**Objective**
Restate the entries below verbatim.

(Data records)
- - - - - - -
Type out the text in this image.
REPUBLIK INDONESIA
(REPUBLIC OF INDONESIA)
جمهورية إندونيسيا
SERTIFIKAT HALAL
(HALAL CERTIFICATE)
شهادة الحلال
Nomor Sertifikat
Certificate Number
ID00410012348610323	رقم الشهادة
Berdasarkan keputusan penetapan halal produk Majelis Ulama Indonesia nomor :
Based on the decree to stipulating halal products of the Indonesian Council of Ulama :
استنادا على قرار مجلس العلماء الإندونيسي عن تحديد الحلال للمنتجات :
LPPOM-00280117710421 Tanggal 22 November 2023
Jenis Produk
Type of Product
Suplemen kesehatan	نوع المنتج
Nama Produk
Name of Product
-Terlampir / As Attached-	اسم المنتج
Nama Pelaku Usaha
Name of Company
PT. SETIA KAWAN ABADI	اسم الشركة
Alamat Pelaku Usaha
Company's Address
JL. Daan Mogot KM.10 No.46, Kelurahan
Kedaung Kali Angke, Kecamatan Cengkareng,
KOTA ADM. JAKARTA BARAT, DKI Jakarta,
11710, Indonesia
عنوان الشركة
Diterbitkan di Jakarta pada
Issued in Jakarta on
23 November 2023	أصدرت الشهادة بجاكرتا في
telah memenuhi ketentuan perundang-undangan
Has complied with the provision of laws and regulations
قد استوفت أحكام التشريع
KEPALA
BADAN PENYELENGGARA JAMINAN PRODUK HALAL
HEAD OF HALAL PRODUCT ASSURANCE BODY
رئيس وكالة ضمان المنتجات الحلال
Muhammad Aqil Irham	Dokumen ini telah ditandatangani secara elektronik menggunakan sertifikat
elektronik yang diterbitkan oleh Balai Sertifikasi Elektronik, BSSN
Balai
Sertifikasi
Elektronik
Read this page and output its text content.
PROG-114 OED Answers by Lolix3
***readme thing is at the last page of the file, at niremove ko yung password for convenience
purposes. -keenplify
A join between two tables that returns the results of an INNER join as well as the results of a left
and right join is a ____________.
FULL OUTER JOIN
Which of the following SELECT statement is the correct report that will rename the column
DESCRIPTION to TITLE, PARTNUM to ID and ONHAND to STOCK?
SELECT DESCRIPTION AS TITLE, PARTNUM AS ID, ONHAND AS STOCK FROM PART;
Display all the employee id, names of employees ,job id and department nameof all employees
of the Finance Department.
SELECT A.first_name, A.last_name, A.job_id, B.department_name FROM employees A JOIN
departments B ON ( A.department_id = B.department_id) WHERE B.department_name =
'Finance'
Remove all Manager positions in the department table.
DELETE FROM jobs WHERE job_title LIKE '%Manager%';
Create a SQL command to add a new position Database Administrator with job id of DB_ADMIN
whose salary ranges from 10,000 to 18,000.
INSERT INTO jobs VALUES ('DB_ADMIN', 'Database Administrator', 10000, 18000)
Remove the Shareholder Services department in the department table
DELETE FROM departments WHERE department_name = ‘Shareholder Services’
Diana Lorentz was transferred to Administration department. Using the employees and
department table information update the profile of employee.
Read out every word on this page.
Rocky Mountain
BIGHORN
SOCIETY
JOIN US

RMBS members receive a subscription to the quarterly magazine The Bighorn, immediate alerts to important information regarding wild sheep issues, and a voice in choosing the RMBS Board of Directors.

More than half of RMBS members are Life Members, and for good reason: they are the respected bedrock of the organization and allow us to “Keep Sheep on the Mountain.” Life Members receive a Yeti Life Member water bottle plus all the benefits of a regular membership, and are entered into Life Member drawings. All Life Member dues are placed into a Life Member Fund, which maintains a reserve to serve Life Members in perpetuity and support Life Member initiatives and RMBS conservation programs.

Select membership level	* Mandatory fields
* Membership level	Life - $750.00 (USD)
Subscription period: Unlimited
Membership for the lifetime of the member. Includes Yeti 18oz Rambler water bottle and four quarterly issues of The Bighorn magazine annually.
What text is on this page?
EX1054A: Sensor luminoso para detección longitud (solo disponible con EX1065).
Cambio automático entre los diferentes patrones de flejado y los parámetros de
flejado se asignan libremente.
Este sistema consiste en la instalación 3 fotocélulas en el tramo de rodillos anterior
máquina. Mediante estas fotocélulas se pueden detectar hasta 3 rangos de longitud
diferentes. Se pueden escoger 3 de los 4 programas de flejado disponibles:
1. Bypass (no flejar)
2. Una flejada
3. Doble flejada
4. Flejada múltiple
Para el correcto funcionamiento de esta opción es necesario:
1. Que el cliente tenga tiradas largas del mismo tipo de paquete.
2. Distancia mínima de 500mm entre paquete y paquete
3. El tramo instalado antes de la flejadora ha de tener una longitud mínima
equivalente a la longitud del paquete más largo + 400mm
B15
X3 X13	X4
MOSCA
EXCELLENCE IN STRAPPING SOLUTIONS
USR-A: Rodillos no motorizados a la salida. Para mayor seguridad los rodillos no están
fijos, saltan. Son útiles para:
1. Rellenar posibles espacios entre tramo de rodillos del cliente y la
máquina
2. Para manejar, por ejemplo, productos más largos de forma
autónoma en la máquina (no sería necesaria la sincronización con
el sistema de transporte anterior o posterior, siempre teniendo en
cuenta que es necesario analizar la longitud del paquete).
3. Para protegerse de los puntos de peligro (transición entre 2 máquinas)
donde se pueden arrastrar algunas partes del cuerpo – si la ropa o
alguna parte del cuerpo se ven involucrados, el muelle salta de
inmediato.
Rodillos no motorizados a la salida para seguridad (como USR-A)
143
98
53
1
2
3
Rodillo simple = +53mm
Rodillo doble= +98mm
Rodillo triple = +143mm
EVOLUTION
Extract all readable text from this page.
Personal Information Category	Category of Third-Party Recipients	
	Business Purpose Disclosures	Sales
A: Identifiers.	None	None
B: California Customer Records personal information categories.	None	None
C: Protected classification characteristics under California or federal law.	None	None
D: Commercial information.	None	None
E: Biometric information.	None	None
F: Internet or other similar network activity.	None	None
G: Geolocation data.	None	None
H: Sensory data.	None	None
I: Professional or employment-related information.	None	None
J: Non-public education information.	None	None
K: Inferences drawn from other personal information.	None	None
- - - - - - -
**Exercise response**
Type out the text in this image.
REPUBLIK INDONESIA
(REPUBLIC OF INDONESIA)
جمهورية إندونيسيا
SERTIFIKAT HALAL
(HALAL CERTIFICATE)
شهادة الحلال
Nomor Sertifikat
Certificate Number
ID00410012348610323	رقم الشهادة
Berdasarkan keputusan penetapan halal produk Majelis Ulama Indonesia nomor :
Based on the decree to stipulating halal products of the Indonesian Council of Ulama :
استنادا على قرار مجلس العلماء الإندونيسي عن تحديد الحلال للمنتجات :
LPPOM-00280117710421 Tanggal 22 November 2023
Jenis Produk
Type of Product
Suplemen kesehatan	نوع المنتج
Nama Produk
Name of Product
-Terlampir / As Attached-	اسم المنتج
Nama Pelaku Usaha
Name of Company
PT. SETIA KAWAN ABADI	اسم الشركة
Alamat Pelaku Usaha
Company's Address
JL. Daan Mogot KM.10 No.46, Kelurahan
Kedaung Kali Angke, Kecamatan Cengkareng,
KOTA ADM. JAKARTA BARAT, DKI Jakarta,
11710, Indonesia
عنوان الشركة
Diterbitkan di Jakarta pada
Issued in Jakarta on
23 November 2023	أصدرت الشهادة بجاكرتا في
telah memenuhi ketentuan perundang-undangan
Has complied with the provision of laws and regulations
قد استوفت أحكام التشريع
KEPALA
BADAN PENYELENGGARA JAMINAN PRODUK HALAL
HEAD OF HALAL PRODUCT ASSURANCE BODY
رئيس وكالة ضمان المنتجات الحلال
Muhammad Aqil Irham	Dokumen ini telah ditandatangani secara elektronik menggunakan sertifikat
elektronik yang diterbitkan oleh Balai Sertifikasi Elektronik, BSSN
Balai
Sertifikasi
Elektronik
Read this page and output its text content.
PROG-114 OED Answers by Lolix3
***readme thing is at the last page of the file, at niremove ko yung password for convenience
purposes. -keenplify
A join between two tables that returns the results of an INNER join as well as the results of a left
and right join is a ____________.
FULL OUTER JOIN
Which of the following SELECT statement is the correct report that will rename the column
DESCRIPTION to TITLE, PARTNUM to ID and ONHAND to STOCK?
SELECT DESCRIPTION AS TITLE, PARTNUM AS ID, ONHAND AS STOCK FROM PART;
Display all the employee id, names of employees ,job id and department nameof all employees
of the Finance Department.
SELECT A.first_name, A.last_name, A.job_id, B.department_name FROM employees A JOIN
departments B ON ( A.department_id = B.department_id) WHERE B.department_name =
'Finance'
Remove all Manager positions in the department table.
DELETE FROM jobs WHERE job_title LIKE '%Manager%';
Create a SQL command to add a new position Database Administrator with job id of DB_ADMIN
whose salary ranges from 10,000 to 18,000.
INSERT INTO jobs VALUES ('DB_ADMIN', 'Database Administrator', 10000, 18000)
Remove the Shareholder Services department in the department table
DELETE FROM departments WHERE department_name = ‘Shareholder Services’
Diana Lorentz was transferred to Administration department. Using the employees and
department table information update the profile of employee.
Read out every word on this page.
Rocky Mountain
BIGHORN
SOCIETY
JOIN US

RMBS members receive a subscription to the quarterly magazine The Bighorn, immediate alerts to important information regarding wild sheep issues, and a voice in choosing the RMBS Board of Directors.

More than half of RMBS members are Life Members, and for good reason: they are the respected bedrock of the organization and allow us to “Keep Sheep on the Mountain.” Life Members receive a Yeti Life Member water bottle plus all the benefits of a regular membership, and are entered into Life Member drawings. All Life Member dues are placed into a Life Member Fund, which maintains a reserve to serve Life Members in perpetuity and support Life Member initiatives and RMBS conservation programs.

Select membership level	* Mandatory fields
* Membership level	Life - $750.00 (USD)
Subscription period: Unlimited
Membership for the lifetime of the member. Includes Yeti 18oz Rambler water bottle and four quarterly issues of The Bighorn magazine annually.
What text is on this page?
EX1054A: Sensor luminoso para detección longitud (solo disponible con EX1065).
Cambio automático entre los diferentes patrones de flejado y los parámetros de
flejado se asignan libremente.
Este sistema consiste en la instalación 3 fotocélulas en el tramo de rodillos anterior
máquina. Mediante estas fotocélulas se pueden detectar hasta 3 rangos de longitud
diferentes. Se pueden escoger 3 de los 4 programas de flejado disponibles:
1. Bypass (no flejar)
2. Una flejada
3. Doble flejada
4. Flejada múltiple
Para el correcto funcionamiento de esta opción es necesario:
1. Que el cliente tenga tiradas largas del mismo tipo de paquete.
2. Distancia mínima de 500mm entre paquete y paquete
3. El tramo instalado antes de la flejadora ha de tener una longitud mínima
equivalente a la longitud del paquete más largo + 400mm
B15
X3 X13	X4
MOSCA
EXCELLENCE IN STRAPPING SOLUTIONS
USR-A: Rodillos no motorizados a la salida. Para mayor seguridad los rodillos no están
fijos, saltan. Son útiles para:
1. Rellenar posibles espacios entre tramo de rodillos del cliente y la
máquina
2. Para manejar, por ejemplo, productos más largos de forma
autónoma en la máquina (no sería necesaria la sincronización con
el sistema de transporte anterior o posterior, siempre teniendo en
cuenta que es necesario analizar la longitud del paquete).
3. Para protegerse de los puntos de peligro (transición entre 2 máquinas)
donde se pueden arrastrar algunas partes del cuerpo – si la ropa o
alguna parte del cuerpo se ven involucrados, el muelle salta de
inmediato.
Rodillos no motorizados a la salida para seguridad (como USR-A)
143
98
53
1
2
3
Rodillo simple = +53mm
Rodillo doble= +98mm
Rodillo triple = +143mm
EVOLUTION
Extract all readable text from this page.
Personal Information Category	Category of Third-Party Recipients	
	Business Purpose Disclosures	Sales
A: Identifiers.	None	None
B: California Customer Records personal information categories.	None	None
C: Protected classification characteristics under California or federal law.	None	None
D: Commercial information.	None	None
E: Biometric information.	None	None
F: Internet or other similar network activity.	None	None
G: Geolocation data.	None	None
H: Sensory data.	None	None
I: Professional or employment-related information.	None	None
J: Non-public education information.	None	None
K: Inferences drawn from other personal information.	None	None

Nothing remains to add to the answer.